* REQUIRED WORK *
Retype the whole listing below, character for character.

------------------------------

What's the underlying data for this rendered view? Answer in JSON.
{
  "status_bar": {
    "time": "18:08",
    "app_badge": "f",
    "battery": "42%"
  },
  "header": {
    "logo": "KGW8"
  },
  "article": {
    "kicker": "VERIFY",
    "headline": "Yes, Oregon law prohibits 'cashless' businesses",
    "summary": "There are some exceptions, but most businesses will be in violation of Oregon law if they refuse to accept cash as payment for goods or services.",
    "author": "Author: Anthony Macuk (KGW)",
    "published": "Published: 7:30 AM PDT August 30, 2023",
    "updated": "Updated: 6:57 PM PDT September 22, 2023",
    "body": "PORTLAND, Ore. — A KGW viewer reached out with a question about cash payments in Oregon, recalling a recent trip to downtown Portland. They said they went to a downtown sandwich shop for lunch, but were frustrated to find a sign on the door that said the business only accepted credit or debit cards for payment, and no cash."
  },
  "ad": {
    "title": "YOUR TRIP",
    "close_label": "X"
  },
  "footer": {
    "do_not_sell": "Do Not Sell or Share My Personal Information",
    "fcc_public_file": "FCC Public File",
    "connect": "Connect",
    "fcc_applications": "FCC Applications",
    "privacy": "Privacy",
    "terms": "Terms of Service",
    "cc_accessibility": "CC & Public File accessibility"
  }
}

------------------------------

* WORKED SOLUTION *
What's the underlying data for this rendered view? Answer in JSON.
{
  "status_bar": {
    "time": "18:08",
    "app_badge": "f",
    "battery": "42%"
  },
  "header": {
    "logo": "KGW8"
  },
  "article": {
    "kicker": "VERIFY",
    "headline": "Yes, Oregon law prohibits 'cashless' businesses",
    "summary": "There are some exceptions, but most businesses will be in violation of Oregon law if they refuse to accept cash as payment for goods or services.",
    "author": "Author: Anthony Macuk (KGW)",
    "published": "Published: 7:30 AM PDT August 30, 2023",
    "updated": "Updated: 6:57 PM PDT September 22, 2023",
    "body": "PORTLAND, Ore. — A KGW viewer reached out with a question about cash payments in Oregon, recalling a recent trip to downtown Portland. They said they went to a downtown sandwich shop for lunch, but were frustrated to find a sign on the door that said the business only accepted credit or debit cards for payment, and no cash."
  },
  "ad": {
    "title": "YOUR TRIP",
    "close_label": "X"
  },
  "footer": {
    "do_not_sell": "Do Not Sell or Share My Personal Information",
    "fcc_public_file": "FCC Public File",
    "connect": "Connect",
    "fcc_applications": "FCC Applications",
    "privacy": "Privacy",
    "terms": "Terms of Service",
    "cc_accessibility": "CC & Public File accessibility"
  }
}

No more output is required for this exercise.